_Instructions to follow_
Repeat the entire listing exactly as written.

Some records

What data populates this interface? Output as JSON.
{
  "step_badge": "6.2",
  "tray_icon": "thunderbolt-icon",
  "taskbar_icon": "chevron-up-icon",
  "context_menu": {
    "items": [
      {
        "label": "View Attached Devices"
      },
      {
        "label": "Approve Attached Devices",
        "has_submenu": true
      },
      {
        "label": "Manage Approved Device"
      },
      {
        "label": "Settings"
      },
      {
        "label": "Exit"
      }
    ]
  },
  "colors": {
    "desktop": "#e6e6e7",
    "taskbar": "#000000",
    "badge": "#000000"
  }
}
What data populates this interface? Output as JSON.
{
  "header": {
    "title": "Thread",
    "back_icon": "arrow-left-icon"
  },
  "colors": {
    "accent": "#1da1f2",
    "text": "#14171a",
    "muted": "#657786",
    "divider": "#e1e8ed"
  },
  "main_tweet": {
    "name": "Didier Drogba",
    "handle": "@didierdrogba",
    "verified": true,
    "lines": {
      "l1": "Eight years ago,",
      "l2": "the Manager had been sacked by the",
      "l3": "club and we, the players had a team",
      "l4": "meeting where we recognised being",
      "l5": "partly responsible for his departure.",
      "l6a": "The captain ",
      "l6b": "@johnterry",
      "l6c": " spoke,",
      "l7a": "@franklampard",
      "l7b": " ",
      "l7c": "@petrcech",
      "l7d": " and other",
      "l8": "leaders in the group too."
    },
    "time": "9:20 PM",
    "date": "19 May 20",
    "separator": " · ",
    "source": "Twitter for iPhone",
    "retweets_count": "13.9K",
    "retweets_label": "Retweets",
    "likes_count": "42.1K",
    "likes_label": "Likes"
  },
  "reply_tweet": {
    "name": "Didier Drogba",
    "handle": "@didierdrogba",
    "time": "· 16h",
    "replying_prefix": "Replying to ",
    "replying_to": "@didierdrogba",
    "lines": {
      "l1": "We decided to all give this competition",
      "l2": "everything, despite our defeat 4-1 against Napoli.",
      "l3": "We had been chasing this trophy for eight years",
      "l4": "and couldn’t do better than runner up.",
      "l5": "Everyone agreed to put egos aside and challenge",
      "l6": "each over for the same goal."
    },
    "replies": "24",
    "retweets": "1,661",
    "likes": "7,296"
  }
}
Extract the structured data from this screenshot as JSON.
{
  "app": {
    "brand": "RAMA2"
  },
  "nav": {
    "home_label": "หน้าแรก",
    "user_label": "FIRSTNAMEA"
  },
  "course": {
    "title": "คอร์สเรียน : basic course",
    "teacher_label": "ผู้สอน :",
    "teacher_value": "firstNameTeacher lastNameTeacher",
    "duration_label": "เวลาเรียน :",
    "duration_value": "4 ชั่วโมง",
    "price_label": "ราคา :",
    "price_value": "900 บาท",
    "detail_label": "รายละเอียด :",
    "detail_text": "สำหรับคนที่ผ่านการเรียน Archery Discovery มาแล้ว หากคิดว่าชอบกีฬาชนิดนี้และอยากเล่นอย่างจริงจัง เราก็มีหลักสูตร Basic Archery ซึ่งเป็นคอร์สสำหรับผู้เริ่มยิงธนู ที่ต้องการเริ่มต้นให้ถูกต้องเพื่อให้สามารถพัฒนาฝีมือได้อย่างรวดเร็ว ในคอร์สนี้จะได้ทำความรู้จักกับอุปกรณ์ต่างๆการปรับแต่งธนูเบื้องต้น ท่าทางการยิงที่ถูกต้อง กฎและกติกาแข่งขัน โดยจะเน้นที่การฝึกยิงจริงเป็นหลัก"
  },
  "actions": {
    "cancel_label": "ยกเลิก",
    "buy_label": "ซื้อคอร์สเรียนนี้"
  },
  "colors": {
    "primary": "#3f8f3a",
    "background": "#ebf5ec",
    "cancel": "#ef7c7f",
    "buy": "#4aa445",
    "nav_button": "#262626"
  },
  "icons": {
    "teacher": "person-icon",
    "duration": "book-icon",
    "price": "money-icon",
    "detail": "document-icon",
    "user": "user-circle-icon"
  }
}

_Complete output_
What data populates this interface? Output as JSON.
{
  "step_badge": "6.2",
  "tray_icon": "thunderbolt-icon",
  "taskbar_icon": "chevron-up-icon",
  "context_menu": {
    "items": [
      {
        "label": "View Attached Devices"
      },
      {
        "label": "Approve Attached Devices",
        "has_submenu": true
      },
      {
        "label": "Manage Approved Device"
      },
      {
        "label": "Settings"
      },
      {
        "label": "Exit"
      }
    ]
  },
  "colors": {
    "desktop": "#e6e6e7",
    "taskbar": "#000000",
    "badge": "#000000"
  }
}
What data populates this interface? Output as JSON.
{
  "header": {
    "title": "Thread",
    "back_icon": "arrow-left-icon"
  },
  "colors": {
    "accent": "#1da1f2",
    "text": "#14171a",
    "muted": "#657786",
    "divider": "#e1e8ed"
  },
  "main_tweet": {
    "name": "Didier Drogba",
    "handle": "@didierdrogba",
    "verified": true,
    "lines": {
      "l1": "Eight years ago,",
      "l2": "the Manager had been sacked by the",
      "l3": "club and we, the players had a team",
      "l4": "meeting where we recognised being",
      "l5": "partly responsible for his departure.",
      "l6a": "The captain ",
      "l6b": "@johnterry",
      "l6c": " spoke,",
      "l7a": "@franklampard",
      "l7b": " ",
      "l7c": "@petrcech",
      "l7d": " and other",
      "l8": "leaders in the group too."
    },
    "time": "9:20 PM",
    "date": "19 May 20",
    "separator": " · ",
    "source": "Twitter for iPhone",
    "retweets_count": "13.9K",
    "retweets_label": "Retweets",
    "likes_count": "42.1K",
    "likes_label": "Likes"
  },
  "reply_tweet": {
    "name": "Didier Drogba",
    "handle": "@didierdrogba",
    "time": "· 16h",
    "replying_prefix": "Replying to ",
    "replying_to": "@didierdrogba",
    "lines": {
      "l1": "We decided to all give this competition",
      "l2": "everything, despite our defeat 4-1 against Napoli.",
      "l3": "We had been chasing this trophy for eight years",
      "l4": "and couldn’t do better than runner up.",
      "l5": "Everyone agreed to put egos aside and challenge",
      "l6": "each over for the same goal."
    },
    "replies": "24",
    "retweets": "1,661",
    "likes": "7,296"
  }
}
Extract the structured data from this screenshot as JSON.
{
  "app": {
    "brand": "RAMA2"
  },
  "nav": {
    "home_label": "หน้าแรก",
    "user_label": "FIRSTNAMEA"
  },
  "course": {
    "title": "คอร์สเรียน : basic course",
    "teacher_label": "ผู้สอน :",
    "teacher_value": "firstNameTeacher lastNameTeacher",
    "duration_label": "เวลาเรียน :",
    "duration_value": "4 ชั่วโมง",
    "price_label": "ราคา :",
    "price_value": "900 บาท",
    "detail_label": "รายละเอียด :",
    "detail_text": "สำหรับคนที่ผ่านการเรียน Archery Discovery มาแล้ว หากคิดว่าชอบกีฬาชนิดนี้และอยากเล่นอย่างจริงจัง เราก็มีหลักสูตร Basic Archery ซึ่งเป็นคอร์สสำหรับผู้เริ่มยิงธนู ที่ต้องการเริ่มต้นให้ถูกต้องเพื่อให้สามารถพัฒนาฝีมือได้อย่างรวดเร็ว ในคอร์สนี้จะได้ทำความรู้จักกับอุปกรณ์ต่างๆการปรับแต่งธนูเบื้องต้น ท่าทางการยิงที่ถูกต้อง กฎและกติกาแข่งขัน โดยจะเน้นที่การฝึกยิงจริงเป็นหลัก"
  },
  "actions": {
    "cancel_label": "ยกเลิก",
    "buy_label": "ซื้อคอร์สเรียนนี้"
  },
  "colors": {
    "primary": "#3f8f3a",
    "background": "#ebf5ec",
    "cancel": "#ef7c7f",
    "buy": "#4aa445",
    "nav_button": "#262626"
  },
  "icons": {
    "teacher": "person-icon",
    "duration": "book-icon",
    "price": "money-icon",
    "detail": "document-icon",
    "user": "user-circle-icon"
  }
}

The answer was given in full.